### Kutipan Teks

= = = = =

3. Mereka mengartikan kata kufur dalam hadits-hadits tersebut sebagai peringatan dan ancaman keras. Dalilnya adalah hadits marfu' yang diriwayatkan oleh 'Ubadah bin ash-Shamit r.a, "Shalat lima waktu yang telah Allah wajibkan atas manusia, barangsiapa mengerjakannya dan tidak menyia-nyiakannya karena meremehkannya, maka baginya perjanjian di sisi Allah, yakni Allah akan memasukkannya ke dalam Surga. Barangsiapa tidak mengerjakannya, maka tidak ada perjanjian baginya di sisi Allah. Jika mau, Allah akan mengadzabnya, dan jika mau, maka Allah akan memasukkannya ke dalam Surga," (HR Abu Dawud [1420], an-Nasa’i [I/230], Ibnu Majah [1401], Ahmad [V/315-316 dan 319], Malik [I/123], Abdurrazzaq [4575], Ibnu Abi Syaibah [II/296], ad-Dariini [I/370], al-Humaidi [388], al-Baghawi [977], IbnuHibban [2417], al-Baihaqi [/361], [II/8] dan [467], [X/2l7]).

= = = = =

### Data Tersedia

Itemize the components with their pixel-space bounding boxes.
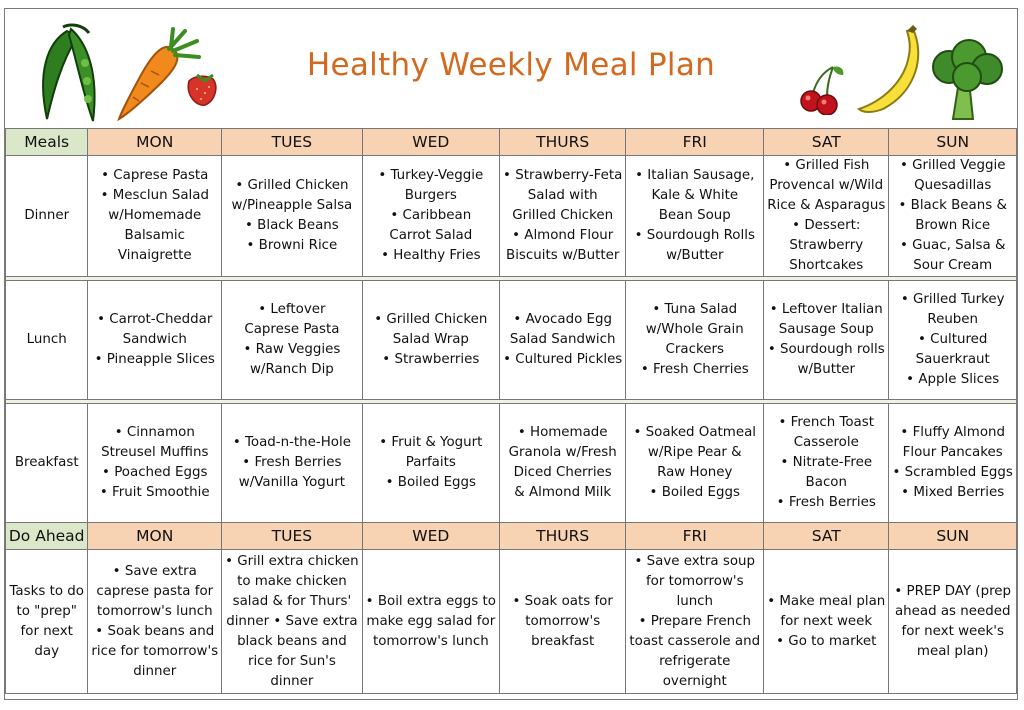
cell-line: • Leftover Italian <box>769 302 883 317</box>
cell-line: dinner <box>133 663 177 679</box>
cell-line: w/Vanilla Yogurt <box>238 475 346 490</box>
day-header-fri: FRI <box>626 129 764 156</box>
cell-line: • Carrot-Cheddar <box>97 312 213 327</box>
cell-line: Rice & Asparagus <box>767 198 886 213</box>
cell-line: • Nitrate-Free <box>780 455 873 470</box>
cell-line: • Cultured <box>918 332 988 347</box>
cell-line: • Dessert: <box>792 218 861 233</box>
cell-line: • Mesclun Salad <box>100 188 209 203</box>
cell-line: w/Whole Grain <box>645 322 744 337</box>
cell-line: lunch <box>676 593 714 609</box>
cell-line: • Apple Slices <box>906 372 1000 387</box>
meal-row-dinner <box>6 156 1017 277</box>
day-header-thurs: THURS <box>499 523 625 550</box>
banner <box>5 9 1017 128</box>
cell-line: • Poached Eggs <box>102 465 208 480</box>
day-header-wed: WED <box>362 129 499 156</box>
banana-icon <box>853 25 929 117</box>
cell-line: Caprese Pasta <box>244 322 340 337</box>
cell-line: Kale & White <box>651 188 739 203</box>
task-cell-thurs <box>499 550 625 694</box>
meal-cell-sun <box>889 404 1017 523</box>
cell-line: • Caprese Pasta <box>101 168 209 183</box>
cell-line: • PREP DAY (prep <box>894 583 1012 599</box>
meal-cell-mon <box>88 156 222 277</box>
cell-line: Reuben <box>927 312 979 327</box>
cell-line: • Boiled Eggs <box>385 475 477 490</box>
meal-row-lunch <box>6 281 1017 400</box>
cell-line: Grilled Chicken <box>512 208 614 223</box>
meal-cell-fri <box>626 156 764 277</box>
cell-line: • Homemade <box>517 425 608 440</box>
meal-cell-fri <box>626 281 764 400</box>
cell-line: • Boiled Eggs <box>649 485 740 500</box>
cell-line: • Cinnamon <box>114 425 195 440</box>
meal-cell-tues <box>222 156 363 277</box>
cell-line: Crackers <box>665 342 724 357</box>
cell-line: tomorrow's lunch <box>372 633 489 649</box>
cell-line: Salad Sandwich <box>509 332 616 347</box>
page-title: Healthy Weekly Meal Plan <box>306 47 716 83</box>
cell-line: • Soak oats for <box>512 593 613 609</box>
meal-cell-sun <box>889 156 1017 277</box>
cell-line: Biscuits w/Butter <box>506 248 620 263</box>
meal-cell-wed <box>362 156 499 277</box>
cell-line: • Fruit & Yogurt <box>379 435 483 450</box>
cell-line: • Fresh Cherries <box>640 362 749 377</box>
cell-line: breakfast <box>531 633 595 649</box>
cell-line: Balsamic <box>124 228 185 243</box>
meal-cell-sat <box>764 156 889 277</box>
cell-line: • Caribbean <box>390 208 472 223</box>
cell-line: toast casserole and <box>629 633 761 649</box>
cell-line: • Sourdough Rolls <box>634 228 755 243</box>
cell-line: Lunch <box>26 332 67 347</box>
cell-line: • Turkey-Veggie <box>378 168 484 183</box>
day-header-mon: MON <box>88 523 222 550</box>
day-header-tues: TUES <box>222 523 363 550</box>
day-header-sat: SAT <box>764 523 889 550</box>
task-cell-mon <box>88 550 222 694</box>
cell-line: Quesadillas <box>914 178 992 193</box>
cell-line: • Almond Flour <box>512 228 614 243</box>
meal-cell-mon <box>88 404 222 523</box>
tasks-label <box>6 550 88 694</box>
cell-line: • Grilled Chicken <box>374 312 488 327</box>
day-header-row <box>6 129 1017 156</box>
task-cell-fri <box>626 550 764 694</box>
day-header-sat: SAT <box>764 129 889 156</box>
do-ahead-header: Do Ahead <box>6 523 88 550</box>
meal-cell-sat <box>764 404 889 523</box>
meal-cell-wed <box>362 281 499 400</box>
task-cell-tues <box>222 550 363 694</box>
cell-line: • Fluffy Almond <box>900 425 1005 440</box>
meal-plan-sheet <box>4 8 1018 700</box>
cell-line: • Toad-n-the-Hole <box>232 435 351 450</box>
cell-line: Dinner <box>24 208 70 223</box>
row-label <box>6 404 88 523</box>
cell-line: Shortcakes <box>789 258 864 273</box>
meal-cell-mon <box>88 281 222 400</box>
cell-line: caprese pasta for <box>96 583 214 599</box>
cell-line: Burgers <box>404 188 457 203</box>
cell-line: Sausage Soup <box>778 322 874 337</box>
cell-line: • Go to market <box>776 633 877 649</box>
cell-line: • Save extra <box>112 563 197 579</box>
cell-line: • Pineapple Slices <box>94 352 215 367</box>
meal-row-breakfast <box>6 404 1017 523</box>
cell-line: • Grilled Turkey <box>900 292 1005 307</box>
cell-line: • Scrambled Eggs <box>892 465 1013 480</box>
cell-line: for next week <box>780 613 873 629</box>
cell-line: Sour Cream <box>913 258 993 273</box>
cell-line: • Grilled Veggie <box>899 158 1006 173</box>
cell-line: Bacon <box>805 475 847 490</box>
day-header-sun: SUN <box>889 523 1017 550</box>
cell-line: to "prep" <box>16 603 77 619</box>
cell-line: Parfaits <box>405 455 456 470</box>
cell-line: • Boil extra eggs to <box>365 593 496 609</box>
cell-line: Streusel Muffins <box>101 445 209 460</box>
meals-header: Meals <box>6 129 88 156</box>
day-header-wed: WED <box>362 523 499 550</box>
cell-line: w/Butter <box>666 248 724 263</box>
day-header-fri: FRI <box>626 523 764 550</box>
cell-line: • Cultured Pickles <box>503 352 623 367</box>
cell-line: overnight <box>662 673 727 689</box>
cell-line: Flour Pancakes <box>902 445 1003 460</box>
day-header-tues: TUES <box>222 129 363 156</box>
cell-line: Salad with <box>527 188 598 203</box>
cell-line: • Black Beans & <box>898 198 1007 213</box>
meal-cell-wed <box>362 404 499 523</box>
cell-line: • Raw Veggies <box>243 342 341 357</box>
cell-line: for next week's <box>901 623 1004 639</box>
meal-cell-tues <box>222 404 363 523</box>
cell-line: Granola w/Fresh <box>508 445 617 460</box>
row-label <box>6 281 88 400</box>
cell-line: • Browni Rice <box>246 238 338 253</box>
cell-line: Diced Cherries <box>513 465 612 480</box>
cell-line: • Make meal plan <box>767 593 886 609</box>
cell-line: • Italian Sausage, <box>635 168 755 183</box>
cell-line: & Almond Milk <box>514 485 612 500</box>
day-header-thurs: THURS <box>499 129 625 156</box>
cell-line: to make chicken <box>237 573 347 589</box>
cell-line: Casserole <box>793 435 859 450</box>
meal-cell-sun <box>889 281 1017 400</box>
meal-cell-thurs <box>499 404 625 523</box>
cell-line: • Mixed Berries <box>901 485 1005 500</box>
row-label <box>6 156 88 277</box>
cell-line: • Black Beans <box>245 218 339 233</box>
cell-line: Sauerkraut <box>915 352 990 367</box>
cell-line: day <box>34 643 60 659</box>
cell-line: • Grill extra chicken <box>225 553 359 569</box>
cell-line: Raw Honey <box>657 465 733 480</box>
cell-line: • Guac, Salsa & <box>900 238 1006 253</box>
cell-line: refrigerate <box>659 653 731 669</box>
cell-line: • Strawberries <box>382 352 480 367</box>
cell-line: rice for Sun's <box>247 653 336 669</box>
cell-line: • Grilled Fish <box>783 158 870 173</box>
meal-cell-thurs <box>499 156 625 277</box>
cell-line: • Soaked Oatmeal <box>633 425 757 440</box>
task-cell-sun <box>889 550 1017 694</box>
day-header-row <box>6 523 1017 550</box>
cell-line: • French Toast <box>778 415 874 430</box>
cell-line: for next <box>20 623 73 639</box>
cell-line: • Save extra soup <box>634 553 756 569</box>
day-header-mon: MON <box>88 129 222 156</box>
cell-line: w/Ripe Pear & <box>647 445 742 460</box>
cell-line: dinner • Save extra <box>226 613 358 629</box>
cell-line: • Avocado Egg <box>513 312 612 327</box>
meal-cell-thurs <box>499 281 625 400</box>
cell-line: dinner <box>270 673 314 689</box>
cell-line: black beans and <box>237 633 347 649</box>
cell-line: • Prepare French <box>638 613 751 629</box>
cell-line: • Fresh Berries <box>776 495 876 510</box>
cell-line: for tomorrow's <box>645 573 744 589</box>
cell-line: w/Butter <box>797 362 855 377</box>
day-header-sun: SUN <box>889 129 1017 156</box>
cell-line: Carrot Salad <box>389 228 473 243</box>
cell-line: Provencal w/Wild <box>769 178 884 193</box>
cell-line: • Leftover <box>258 302 326 317</box>
task-cell-wed <box>362 550 499 694</box>
cell-line: w/Homemade <box>108 208 202 223</box>
broccoli-icon <box>929 37 1005 121</box>
cell-line: • Fruit Smoothie <box>99 485 210 500</box>
cell-line: tomorrow's lunch <box>96 603 213 619</box>
cell-line: meal plan) <box>916 643 989 659</box>
cell-line: rice for tomorrow's <box>91 643 219 659</box>
cell-line: make egg salad for <box>366 613 496 629</box>
cell-line: Sandwich <box>122 332 187 347</box>
task-cell-sat <box>764 550 889 694</box>
meal-plan-table <box>5 128 1017 694</box>
cherries-icon <box>797 63 847 115</box>
cell-line: salad & for Thurs' <box>232 593 352 609</box>
meal-cell-tues <box>222 281 363 400</box>
cell-line: • Tuna Salad <box>652 302 738 317</box>
cell-line: Tasks to do <box>9 583 84 599</box>
cell-line: • Grilled Chicken <box>235 178 349 193</box>
cell-line: • Fresh Berries <box>242 455 342 470</box>
cell-line: • Sourdough rolls <box>767 342 885 357</box>
cell-line: Vinaigrette <box>117 248 192 263</box>
cell-line: Brown Rice <box>915 218 991 233</box>
cell-line: tomorrow's <box>525 613 601 629</box>
cell-line: w/Ranch Dip <box>249 362 334 377</box>
cell-line: Salad Wrap <box>392 332 469 347</box>
cell-line: Strawberry <box>789 238 864 253</box>
cell-line: • Soak beans and <box>95 623 215 639</box>
cell-line: ahead as needed <box>894 603 1011 619</box>
cell-line: Bean Soup <box>658 208 731 223</box>
tasks-row <box>6 550 1017 694</box>
cell-line: • Healthy Fries <box>381 248 481 263</box>
cell-line: • Strawberry-Feta <box>503 168 623 183</box>
cell-line: w/Pineapple Salsa <box>231 198 353 213</box>
meal-cell-sat <box>764 281 889 400</box>
cell-line: Breakfast <box>14 455 79 470</box>
meal-cell-fri <box>626 404 764 523</box>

= = = = =

### Daftar Tugas
1. Tentukan apakah tiap pernyataan berikut sesuai dengan kutipan teks tentang shalat lima waktu, lalu jawab ya atau tidak disertai kata-kata penentunya dari teks: (a) Hadits tersebut diriwayatkan oleh 'Ubadah bin ash-Shamit. (b) Kata kufur dalam hadits-hadits itu diartikan sebagai hukuman mati. (c) Orang yang tidak mengerjakan shalat lima waktu pasti diadzab oleh Allah.
2. Menurut kutipan teks, apa arti perjanjian di sisi Allah bagi orang yang mengerjakan shalat lima waktu dan tidak menyia-nyiakannya?
3. Tuliskan kembali sama persis bagian kutipan teks yang dimulai dari kata-kata "3. Mereka mengartikan" dan berhenti setelah kata-kata "dan [467], [X/2l7]).".
Entri-entri ini tidak ada hubungannya dengan kutipan teks.

### Jawaban Soal
1.
(a) Ya: "hadits marfu' yang diriwayatkan oleh 'Ubadah bin ash-Shamit r.a"
(b) Tidak: "sebagai peringatan dan ancaman keras"
(c) Tidak: "Jika mau, Allah akan mengadzabnya, dan jika mau, maka Allah akan memasukkannya ke dalam Surga"

2. Allah akan memasukkannya ke dalam Surga.

3.
3. Mereka mengartikan kata kufur dalam hadits-hadits tersebut sebagai peringatan dan ancaman keras. Dalilnya adalah hadits marfu' yang diriwayatkan oleh 'Ubadah bin ash-Shamit r.a, "Shalat lima waktu yang telah Allah wajibkan atas manusia, barangsiapa mengerjakannya dan tidak menyia-nyiakannya karena meremehkannya, maka baginya perjanjian di sisi Allah, yakni Allah akan memasukkannya ke dalam Surga. Barangsiapa tidak mengerjakannya, maka tidak ada perjanjian baginya di sisi Allah. Jika mau, Allah akan mengadzabnya, dan jika mau, maka Allah akan memasukkannya ke dalam Surga," (HR Abu Dawud [1420], an-Nasa’i [I/230], Ibnu Majah [1401], Ahmad [V/315-316 dan 319], Malik [I/123], Abdurrazzaq [4575], Ibnu Abi Syaibah [II/296], ad-Dariini [I/370], al-Humaidi [388], al-Baghawi [977], IbnuHibban [2417], al-Baihaqi [/361], [II/8] dan [467], [X/2l7]).